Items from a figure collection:

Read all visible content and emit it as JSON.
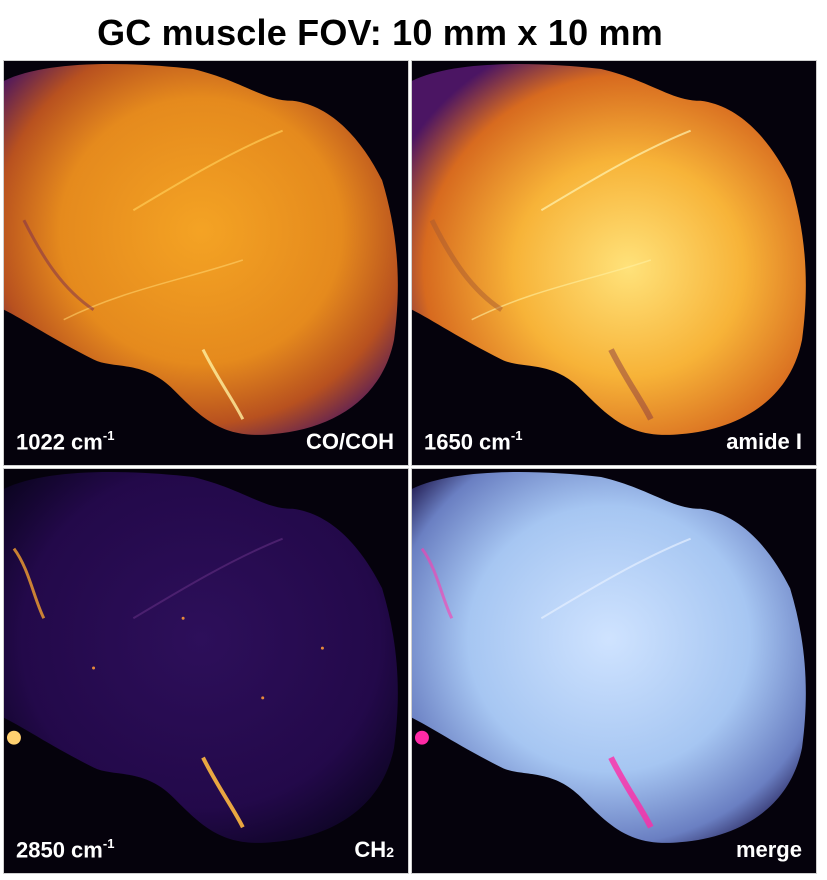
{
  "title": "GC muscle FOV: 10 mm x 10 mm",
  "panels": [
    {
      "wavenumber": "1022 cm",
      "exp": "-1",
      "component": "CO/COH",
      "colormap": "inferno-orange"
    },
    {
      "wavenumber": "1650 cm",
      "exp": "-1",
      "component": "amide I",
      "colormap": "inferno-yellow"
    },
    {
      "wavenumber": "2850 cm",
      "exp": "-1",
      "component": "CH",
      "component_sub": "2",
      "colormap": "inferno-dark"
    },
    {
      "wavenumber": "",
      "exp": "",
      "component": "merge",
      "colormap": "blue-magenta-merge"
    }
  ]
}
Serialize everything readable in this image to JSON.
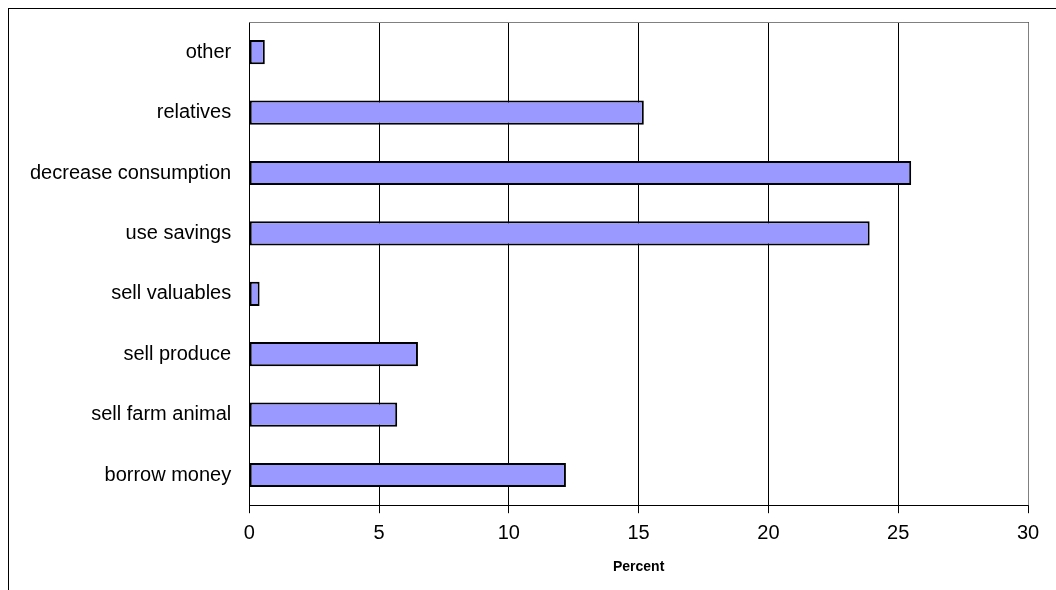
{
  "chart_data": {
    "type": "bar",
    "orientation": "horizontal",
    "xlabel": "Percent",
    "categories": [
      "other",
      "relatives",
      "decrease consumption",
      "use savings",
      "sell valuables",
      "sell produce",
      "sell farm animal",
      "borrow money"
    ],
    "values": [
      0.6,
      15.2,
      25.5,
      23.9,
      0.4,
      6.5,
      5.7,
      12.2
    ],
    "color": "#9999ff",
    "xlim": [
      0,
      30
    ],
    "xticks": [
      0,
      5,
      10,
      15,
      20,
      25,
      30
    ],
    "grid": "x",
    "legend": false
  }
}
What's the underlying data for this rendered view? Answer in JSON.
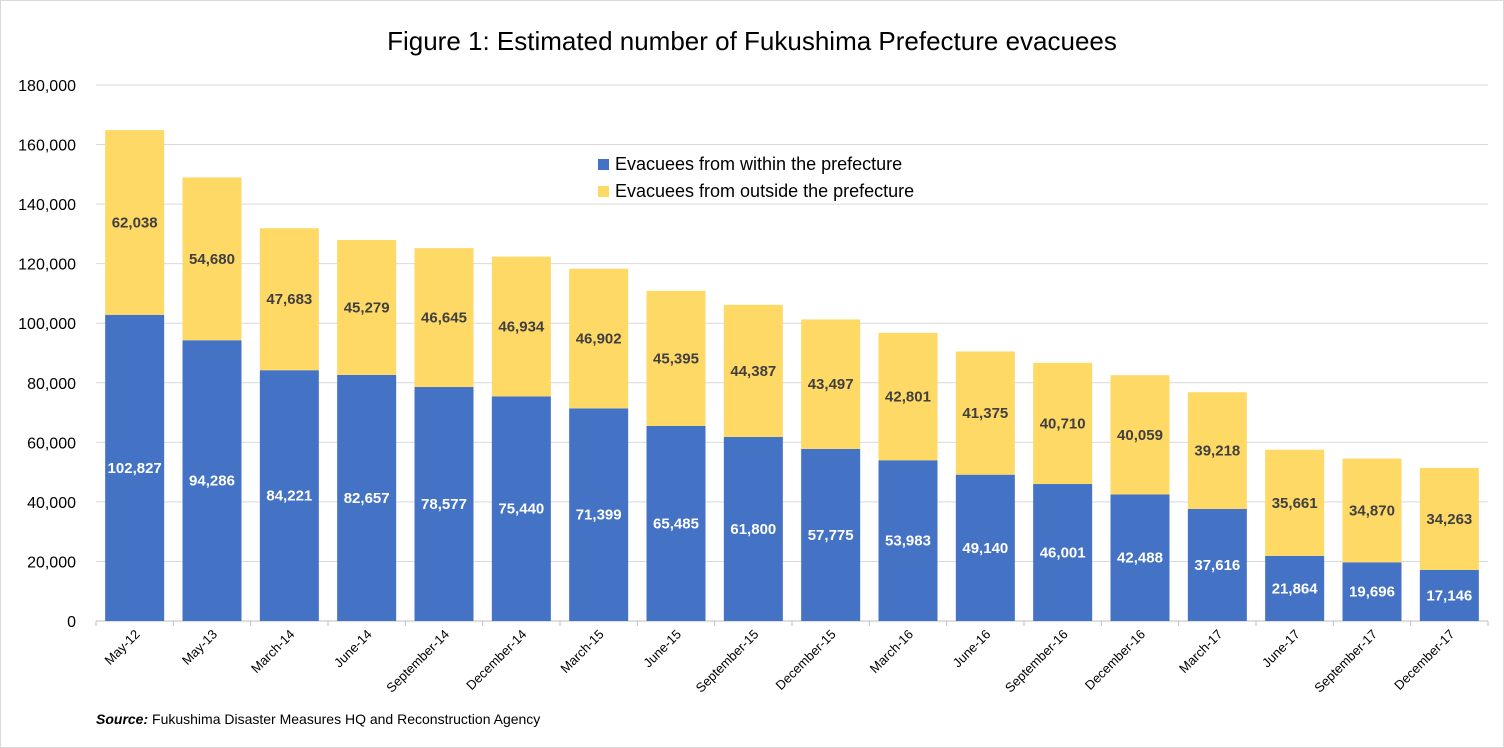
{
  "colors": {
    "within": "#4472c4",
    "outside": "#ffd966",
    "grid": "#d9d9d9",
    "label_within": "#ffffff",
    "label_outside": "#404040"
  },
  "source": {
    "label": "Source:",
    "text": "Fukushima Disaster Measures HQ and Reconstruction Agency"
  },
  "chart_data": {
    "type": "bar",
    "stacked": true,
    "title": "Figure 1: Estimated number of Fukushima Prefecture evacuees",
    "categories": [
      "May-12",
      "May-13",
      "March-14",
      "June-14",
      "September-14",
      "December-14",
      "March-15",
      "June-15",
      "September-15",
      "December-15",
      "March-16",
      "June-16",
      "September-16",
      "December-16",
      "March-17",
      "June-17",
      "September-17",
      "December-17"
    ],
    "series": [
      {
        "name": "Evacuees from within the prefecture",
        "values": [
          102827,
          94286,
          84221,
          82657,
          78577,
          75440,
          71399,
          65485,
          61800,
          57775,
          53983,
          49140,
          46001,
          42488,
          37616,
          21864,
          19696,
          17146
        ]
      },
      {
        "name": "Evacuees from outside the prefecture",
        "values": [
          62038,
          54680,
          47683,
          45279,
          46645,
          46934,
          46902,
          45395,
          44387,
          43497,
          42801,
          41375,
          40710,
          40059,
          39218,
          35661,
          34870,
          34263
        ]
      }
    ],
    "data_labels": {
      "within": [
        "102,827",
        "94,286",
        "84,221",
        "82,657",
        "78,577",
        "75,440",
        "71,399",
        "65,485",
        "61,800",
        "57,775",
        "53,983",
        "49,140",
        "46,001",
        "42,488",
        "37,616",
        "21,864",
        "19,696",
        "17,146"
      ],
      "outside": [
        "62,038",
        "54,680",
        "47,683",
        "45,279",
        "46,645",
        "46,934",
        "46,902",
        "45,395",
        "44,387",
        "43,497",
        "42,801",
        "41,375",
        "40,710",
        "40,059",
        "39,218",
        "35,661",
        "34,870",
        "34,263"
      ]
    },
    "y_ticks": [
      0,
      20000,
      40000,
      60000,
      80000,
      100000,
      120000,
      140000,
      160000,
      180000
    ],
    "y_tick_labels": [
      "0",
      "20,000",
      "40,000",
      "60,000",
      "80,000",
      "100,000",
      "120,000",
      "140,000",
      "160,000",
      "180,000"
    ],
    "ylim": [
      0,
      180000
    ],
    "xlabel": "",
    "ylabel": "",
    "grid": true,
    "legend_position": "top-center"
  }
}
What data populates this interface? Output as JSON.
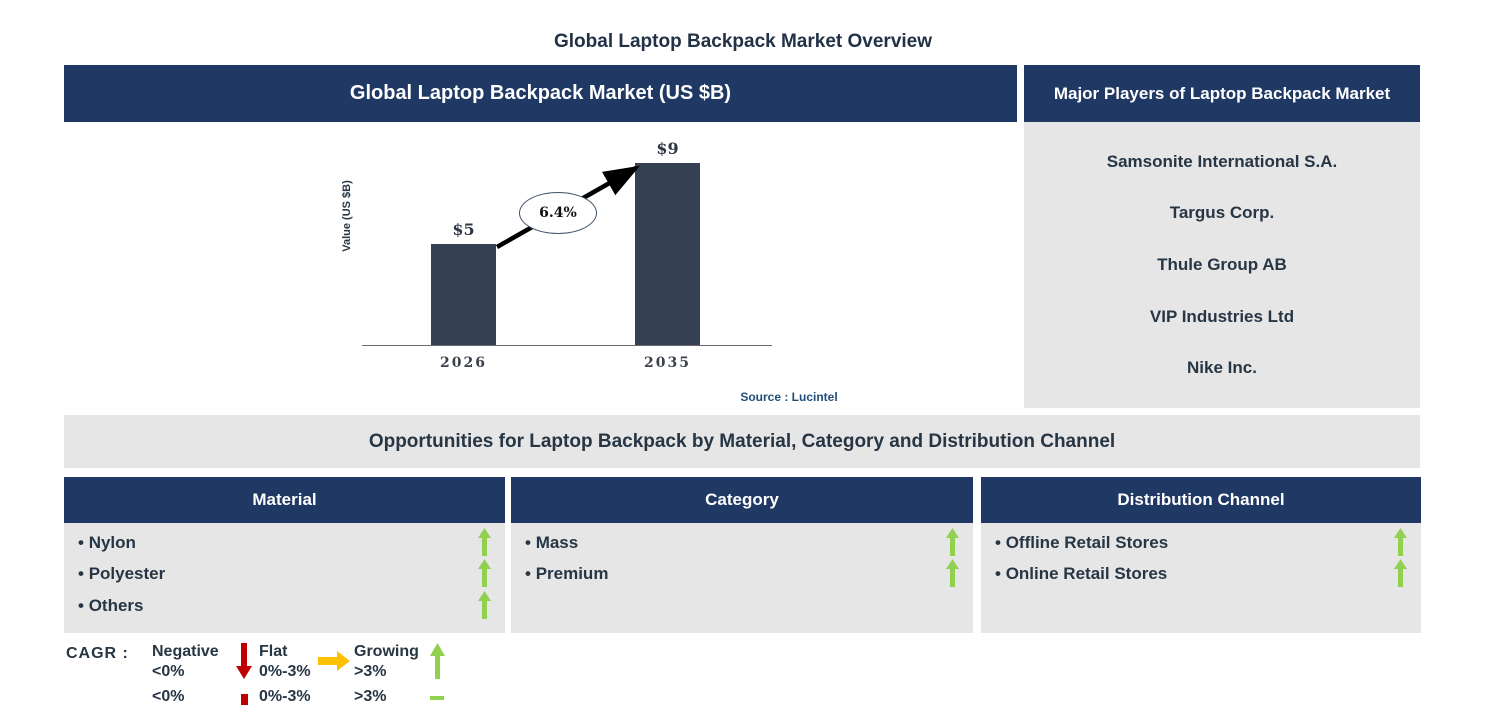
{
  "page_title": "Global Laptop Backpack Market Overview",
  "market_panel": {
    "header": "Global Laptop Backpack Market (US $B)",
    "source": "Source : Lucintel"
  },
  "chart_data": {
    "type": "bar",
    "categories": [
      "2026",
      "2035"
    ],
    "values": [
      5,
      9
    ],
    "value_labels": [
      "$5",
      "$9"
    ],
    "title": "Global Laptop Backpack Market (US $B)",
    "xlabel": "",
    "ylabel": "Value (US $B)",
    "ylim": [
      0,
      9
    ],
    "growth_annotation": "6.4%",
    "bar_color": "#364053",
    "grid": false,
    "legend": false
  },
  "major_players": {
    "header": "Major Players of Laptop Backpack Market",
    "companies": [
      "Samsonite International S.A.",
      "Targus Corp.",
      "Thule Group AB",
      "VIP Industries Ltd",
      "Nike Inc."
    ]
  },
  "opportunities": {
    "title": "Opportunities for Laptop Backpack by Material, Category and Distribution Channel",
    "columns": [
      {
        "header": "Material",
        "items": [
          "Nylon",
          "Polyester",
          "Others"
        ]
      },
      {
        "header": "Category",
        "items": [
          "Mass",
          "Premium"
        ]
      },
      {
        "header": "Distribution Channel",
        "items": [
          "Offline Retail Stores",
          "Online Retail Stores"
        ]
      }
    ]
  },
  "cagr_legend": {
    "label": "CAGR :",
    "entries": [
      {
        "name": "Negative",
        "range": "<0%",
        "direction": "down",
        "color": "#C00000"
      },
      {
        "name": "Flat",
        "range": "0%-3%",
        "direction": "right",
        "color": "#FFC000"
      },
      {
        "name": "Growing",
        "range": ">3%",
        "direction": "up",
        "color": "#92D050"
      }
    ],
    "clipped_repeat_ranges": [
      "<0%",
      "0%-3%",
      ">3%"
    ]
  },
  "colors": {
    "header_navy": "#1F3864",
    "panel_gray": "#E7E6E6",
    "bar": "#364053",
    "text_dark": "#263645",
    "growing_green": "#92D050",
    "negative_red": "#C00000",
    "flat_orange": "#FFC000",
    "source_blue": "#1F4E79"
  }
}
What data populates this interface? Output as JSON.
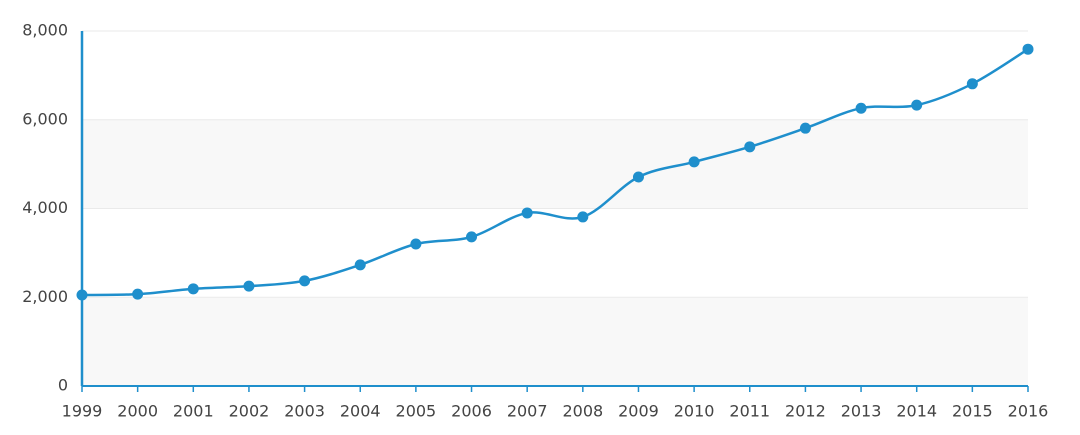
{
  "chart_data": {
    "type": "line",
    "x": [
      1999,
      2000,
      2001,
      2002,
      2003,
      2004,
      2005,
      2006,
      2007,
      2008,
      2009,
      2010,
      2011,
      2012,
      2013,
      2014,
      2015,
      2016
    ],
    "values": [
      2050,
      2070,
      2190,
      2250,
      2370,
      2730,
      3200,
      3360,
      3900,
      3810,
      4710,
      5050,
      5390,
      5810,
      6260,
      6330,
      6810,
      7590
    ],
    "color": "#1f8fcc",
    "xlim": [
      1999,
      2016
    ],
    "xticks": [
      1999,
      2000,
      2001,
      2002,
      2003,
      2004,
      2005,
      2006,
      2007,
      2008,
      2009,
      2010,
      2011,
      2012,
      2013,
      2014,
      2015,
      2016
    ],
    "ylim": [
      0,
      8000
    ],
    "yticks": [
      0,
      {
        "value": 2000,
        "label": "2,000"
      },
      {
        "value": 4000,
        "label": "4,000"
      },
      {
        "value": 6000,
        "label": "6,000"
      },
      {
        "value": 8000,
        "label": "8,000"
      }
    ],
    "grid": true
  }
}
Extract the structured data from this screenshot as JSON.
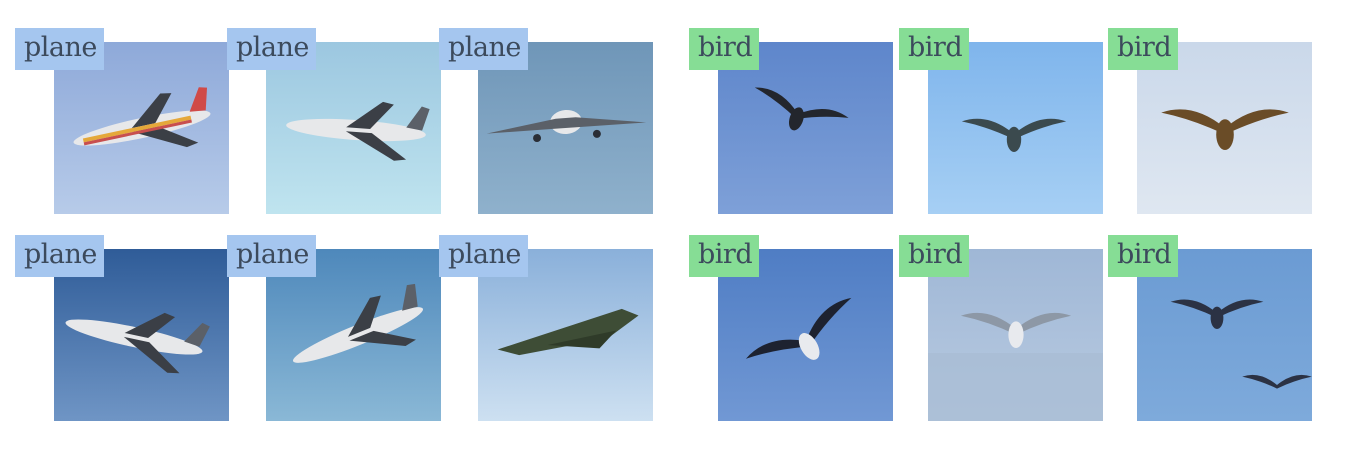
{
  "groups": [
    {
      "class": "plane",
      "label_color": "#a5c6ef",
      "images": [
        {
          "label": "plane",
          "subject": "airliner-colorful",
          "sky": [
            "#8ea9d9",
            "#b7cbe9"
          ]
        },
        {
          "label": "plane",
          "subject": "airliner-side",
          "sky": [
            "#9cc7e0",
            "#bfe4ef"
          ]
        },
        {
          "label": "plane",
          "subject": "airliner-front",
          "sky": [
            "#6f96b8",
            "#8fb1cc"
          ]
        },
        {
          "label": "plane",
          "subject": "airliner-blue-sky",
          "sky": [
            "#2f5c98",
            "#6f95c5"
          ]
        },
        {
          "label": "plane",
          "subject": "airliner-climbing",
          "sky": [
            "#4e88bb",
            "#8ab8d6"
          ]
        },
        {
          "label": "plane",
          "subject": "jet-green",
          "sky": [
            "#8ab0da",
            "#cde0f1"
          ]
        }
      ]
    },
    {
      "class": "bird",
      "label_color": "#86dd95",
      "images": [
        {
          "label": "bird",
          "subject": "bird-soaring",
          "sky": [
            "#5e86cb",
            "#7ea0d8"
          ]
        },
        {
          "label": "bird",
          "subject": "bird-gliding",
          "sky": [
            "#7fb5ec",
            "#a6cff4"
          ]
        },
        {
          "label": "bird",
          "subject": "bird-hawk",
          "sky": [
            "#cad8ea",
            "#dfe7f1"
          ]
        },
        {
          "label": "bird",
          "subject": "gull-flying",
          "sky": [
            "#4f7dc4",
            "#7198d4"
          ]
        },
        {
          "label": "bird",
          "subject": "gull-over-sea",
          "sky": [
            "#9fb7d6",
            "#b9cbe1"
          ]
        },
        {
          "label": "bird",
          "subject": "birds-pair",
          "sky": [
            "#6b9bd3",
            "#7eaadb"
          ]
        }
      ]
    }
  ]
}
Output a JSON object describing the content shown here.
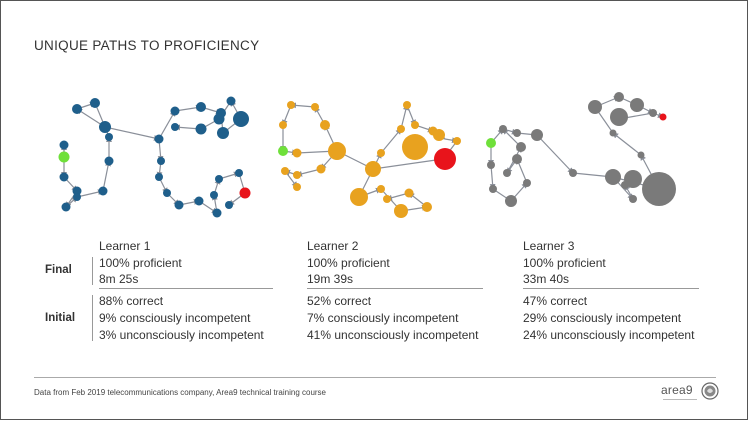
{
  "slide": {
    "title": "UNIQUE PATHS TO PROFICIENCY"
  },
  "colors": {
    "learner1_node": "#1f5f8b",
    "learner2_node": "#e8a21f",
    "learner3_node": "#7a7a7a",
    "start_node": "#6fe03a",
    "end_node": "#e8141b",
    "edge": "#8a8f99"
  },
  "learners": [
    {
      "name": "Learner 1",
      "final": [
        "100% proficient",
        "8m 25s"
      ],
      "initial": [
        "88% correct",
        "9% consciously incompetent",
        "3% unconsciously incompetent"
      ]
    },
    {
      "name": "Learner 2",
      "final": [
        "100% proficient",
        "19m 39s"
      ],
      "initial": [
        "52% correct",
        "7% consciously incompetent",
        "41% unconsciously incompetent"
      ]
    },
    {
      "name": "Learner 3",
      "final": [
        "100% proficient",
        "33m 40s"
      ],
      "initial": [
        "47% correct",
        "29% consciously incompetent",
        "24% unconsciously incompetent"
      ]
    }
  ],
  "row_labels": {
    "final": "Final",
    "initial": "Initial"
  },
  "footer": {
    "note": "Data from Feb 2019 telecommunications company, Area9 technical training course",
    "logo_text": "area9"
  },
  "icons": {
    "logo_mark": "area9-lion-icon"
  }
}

§ **PROBLEM TO SOLVE**
Identify each line containing the string "inferno" and copy it out.

§ **TASK SOLUTION**
      "colormap": "inferno-orange"
      "colormap": "inferno-yellow"
      "colormap": "inferno-dark"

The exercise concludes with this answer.